# Written task:
Report every line in the listing that contains the string "image".

Raw records:

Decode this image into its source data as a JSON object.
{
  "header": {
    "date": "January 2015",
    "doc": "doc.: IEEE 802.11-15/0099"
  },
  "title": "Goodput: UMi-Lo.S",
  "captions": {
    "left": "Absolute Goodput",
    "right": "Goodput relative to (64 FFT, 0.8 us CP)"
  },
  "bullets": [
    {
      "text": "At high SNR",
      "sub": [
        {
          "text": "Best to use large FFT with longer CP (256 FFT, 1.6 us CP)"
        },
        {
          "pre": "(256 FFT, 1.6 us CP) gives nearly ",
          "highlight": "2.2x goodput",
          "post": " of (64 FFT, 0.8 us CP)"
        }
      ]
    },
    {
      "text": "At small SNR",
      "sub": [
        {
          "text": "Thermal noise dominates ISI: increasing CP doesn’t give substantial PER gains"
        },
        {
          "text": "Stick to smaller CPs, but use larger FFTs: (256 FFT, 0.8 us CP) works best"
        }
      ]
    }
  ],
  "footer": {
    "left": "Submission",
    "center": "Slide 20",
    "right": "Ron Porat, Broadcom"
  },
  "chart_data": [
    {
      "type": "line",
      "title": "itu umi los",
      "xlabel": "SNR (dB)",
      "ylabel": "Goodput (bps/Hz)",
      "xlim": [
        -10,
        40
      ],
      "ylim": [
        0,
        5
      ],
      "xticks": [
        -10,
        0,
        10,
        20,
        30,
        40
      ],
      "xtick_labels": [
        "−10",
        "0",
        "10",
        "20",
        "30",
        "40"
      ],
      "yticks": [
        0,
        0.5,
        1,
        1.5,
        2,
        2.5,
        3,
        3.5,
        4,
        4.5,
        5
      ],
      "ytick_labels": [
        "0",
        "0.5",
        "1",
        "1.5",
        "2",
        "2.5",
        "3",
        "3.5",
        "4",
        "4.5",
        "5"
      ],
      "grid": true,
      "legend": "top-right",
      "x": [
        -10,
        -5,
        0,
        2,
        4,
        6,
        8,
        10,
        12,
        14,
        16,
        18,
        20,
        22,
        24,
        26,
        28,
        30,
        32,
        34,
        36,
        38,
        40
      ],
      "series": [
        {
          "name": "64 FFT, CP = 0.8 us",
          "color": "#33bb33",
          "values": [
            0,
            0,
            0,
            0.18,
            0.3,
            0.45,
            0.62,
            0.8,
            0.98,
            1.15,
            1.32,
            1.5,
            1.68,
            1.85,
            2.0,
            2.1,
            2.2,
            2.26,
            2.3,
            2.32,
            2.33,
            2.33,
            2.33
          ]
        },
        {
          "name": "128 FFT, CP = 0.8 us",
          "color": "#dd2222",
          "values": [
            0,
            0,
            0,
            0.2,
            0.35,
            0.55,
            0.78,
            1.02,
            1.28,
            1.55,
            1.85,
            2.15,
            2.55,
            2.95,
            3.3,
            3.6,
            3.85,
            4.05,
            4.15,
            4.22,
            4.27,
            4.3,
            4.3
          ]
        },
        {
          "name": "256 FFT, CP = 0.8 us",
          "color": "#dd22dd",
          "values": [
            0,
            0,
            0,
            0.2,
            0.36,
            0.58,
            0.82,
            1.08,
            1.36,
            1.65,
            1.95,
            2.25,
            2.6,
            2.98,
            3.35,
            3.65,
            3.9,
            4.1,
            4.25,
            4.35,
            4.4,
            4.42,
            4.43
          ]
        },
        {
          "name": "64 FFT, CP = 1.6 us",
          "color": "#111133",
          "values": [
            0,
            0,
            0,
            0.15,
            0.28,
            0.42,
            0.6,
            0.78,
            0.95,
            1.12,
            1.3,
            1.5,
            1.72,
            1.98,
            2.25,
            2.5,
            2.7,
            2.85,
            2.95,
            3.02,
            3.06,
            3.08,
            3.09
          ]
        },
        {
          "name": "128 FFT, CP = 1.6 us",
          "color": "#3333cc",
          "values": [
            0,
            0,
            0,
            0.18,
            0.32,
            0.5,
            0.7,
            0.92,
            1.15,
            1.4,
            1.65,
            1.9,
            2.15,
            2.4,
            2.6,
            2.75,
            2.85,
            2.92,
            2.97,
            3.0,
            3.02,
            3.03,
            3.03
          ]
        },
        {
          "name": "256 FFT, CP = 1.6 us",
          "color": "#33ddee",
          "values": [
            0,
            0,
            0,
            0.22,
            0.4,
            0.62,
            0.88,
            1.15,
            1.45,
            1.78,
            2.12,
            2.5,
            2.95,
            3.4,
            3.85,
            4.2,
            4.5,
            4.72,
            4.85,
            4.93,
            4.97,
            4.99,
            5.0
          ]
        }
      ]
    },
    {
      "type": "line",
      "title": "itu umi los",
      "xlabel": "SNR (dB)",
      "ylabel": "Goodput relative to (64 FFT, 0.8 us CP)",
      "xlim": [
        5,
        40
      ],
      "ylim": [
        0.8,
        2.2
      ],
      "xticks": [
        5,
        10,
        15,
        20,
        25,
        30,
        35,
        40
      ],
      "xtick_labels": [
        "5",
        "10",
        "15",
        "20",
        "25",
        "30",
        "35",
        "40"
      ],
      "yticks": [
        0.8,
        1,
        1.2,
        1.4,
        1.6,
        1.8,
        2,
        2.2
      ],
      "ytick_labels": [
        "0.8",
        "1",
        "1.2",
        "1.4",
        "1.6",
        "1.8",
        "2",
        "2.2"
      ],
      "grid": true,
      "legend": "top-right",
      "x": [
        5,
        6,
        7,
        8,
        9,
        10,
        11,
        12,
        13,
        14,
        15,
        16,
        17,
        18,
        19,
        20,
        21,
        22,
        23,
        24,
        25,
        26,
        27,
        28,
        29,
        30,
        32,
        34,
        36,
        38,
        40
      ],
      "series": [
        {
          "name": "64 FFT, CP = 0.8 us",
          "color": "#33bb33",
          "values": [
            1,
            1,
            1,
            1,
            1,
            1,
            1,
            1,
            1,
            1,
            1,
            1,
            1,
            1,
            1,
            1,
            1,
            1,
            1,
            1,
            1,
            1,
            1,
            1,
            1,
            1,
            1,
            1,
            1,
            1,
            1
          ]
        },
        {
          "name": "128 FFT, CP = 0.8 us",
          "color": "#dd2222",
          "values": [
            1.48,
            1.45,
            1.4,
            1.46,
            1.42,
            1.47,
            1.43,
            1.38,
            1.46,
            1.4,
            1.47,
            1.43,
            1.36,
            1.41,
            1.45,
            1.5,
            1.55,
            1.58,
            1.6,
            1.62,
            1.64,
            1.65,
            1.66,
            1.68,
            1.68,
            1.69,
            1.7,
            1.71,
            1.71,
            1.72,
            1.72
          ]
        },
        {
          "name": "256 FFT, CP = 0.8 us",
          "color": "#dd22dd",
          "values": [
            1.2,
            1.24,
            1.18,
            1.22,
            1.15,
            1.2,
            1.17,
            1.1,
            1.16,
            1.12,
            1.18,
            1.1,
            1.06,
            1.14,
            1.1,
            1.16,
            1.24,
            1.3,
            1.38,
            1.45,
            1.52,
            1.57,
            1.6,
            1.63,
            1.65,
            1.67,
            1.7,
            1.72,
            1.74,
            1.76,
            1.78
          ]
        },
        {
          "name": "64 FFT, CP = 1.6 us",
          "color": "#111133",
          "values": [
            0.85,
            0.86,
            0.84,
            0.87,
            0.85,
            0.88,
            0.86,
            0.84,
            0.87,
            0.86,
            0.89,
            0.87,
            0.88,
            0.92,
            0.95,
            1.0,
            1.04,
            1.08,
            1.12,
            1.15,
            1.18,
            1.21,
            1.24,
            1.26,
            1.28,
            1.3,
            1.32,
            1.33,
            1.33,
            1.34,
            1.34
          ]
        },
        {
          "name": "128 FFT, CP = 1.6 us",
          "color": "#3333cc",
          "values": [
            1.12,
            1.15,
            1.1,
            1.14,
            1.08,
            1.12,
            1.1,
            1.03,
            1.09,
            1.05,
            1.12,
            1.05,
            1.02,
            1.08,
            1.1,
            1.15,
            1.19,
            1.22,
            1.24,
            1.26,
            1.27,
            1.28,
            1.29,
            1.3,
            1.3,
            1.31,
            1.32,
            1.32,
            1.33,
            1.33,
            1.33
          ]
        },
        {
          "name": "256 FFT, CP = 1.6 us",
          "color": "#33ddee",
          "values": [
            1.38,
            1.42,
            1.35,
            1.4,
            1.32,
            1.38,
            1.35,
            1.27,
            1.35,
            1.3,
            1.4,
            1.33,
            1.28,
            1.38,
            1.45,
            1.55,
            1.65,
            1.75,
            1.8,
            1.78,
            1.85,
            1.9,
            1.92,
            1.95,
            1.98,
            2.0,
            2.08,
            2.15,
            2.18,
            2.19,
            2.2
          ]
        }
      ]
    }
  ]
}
--
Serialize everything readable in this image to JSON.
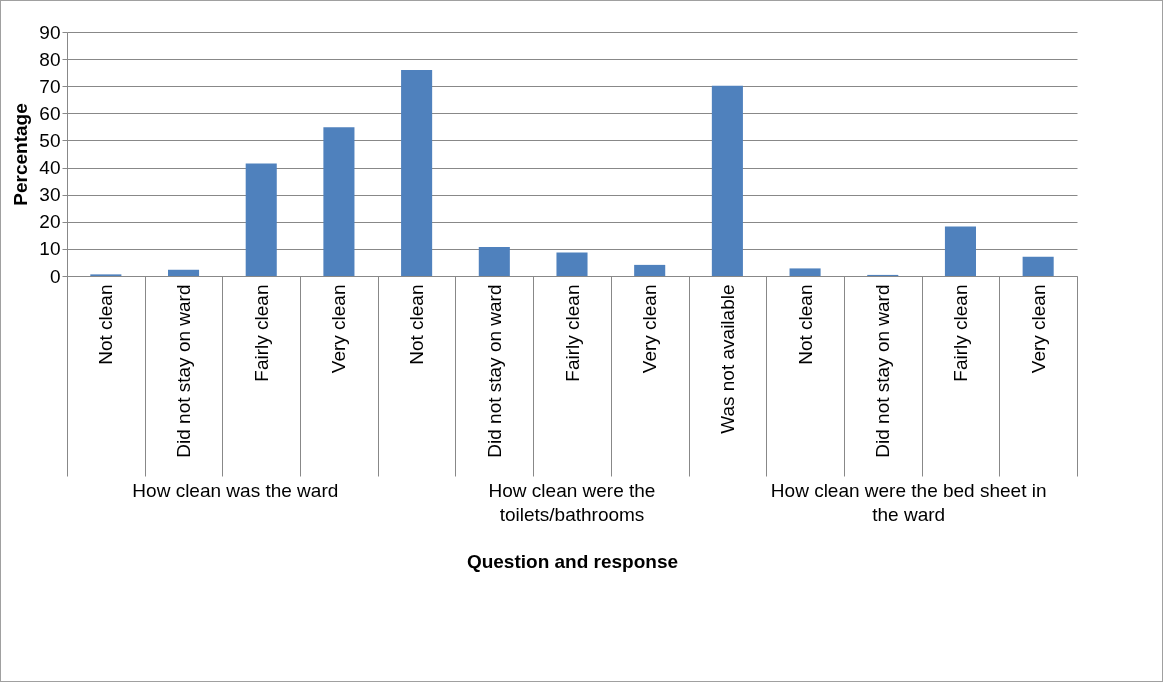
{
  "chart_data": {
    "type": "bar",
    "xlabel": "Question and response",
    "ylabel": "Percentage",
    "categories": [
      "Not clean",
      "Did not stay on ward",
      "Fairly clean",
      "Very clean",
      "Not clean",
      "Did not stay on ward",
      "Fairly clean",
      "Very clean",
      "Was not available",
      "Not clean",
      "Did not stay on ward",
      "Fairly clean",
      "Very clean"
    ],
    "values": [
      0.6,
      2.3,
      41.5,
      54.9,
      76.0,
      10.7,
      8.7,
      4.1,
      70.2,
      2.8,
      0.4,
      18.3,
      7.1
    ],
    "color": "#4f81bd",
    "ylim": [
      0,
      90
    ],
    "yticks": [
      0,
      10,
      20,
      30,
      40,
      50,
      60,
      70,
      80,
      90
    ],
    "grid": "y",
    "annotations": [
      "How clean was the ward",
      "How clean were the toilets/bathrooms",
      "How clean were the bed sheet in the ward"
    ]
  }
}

# Full response:
Decode this image into its source data as a JSON object.
Serialize everything readable in this image to JSON.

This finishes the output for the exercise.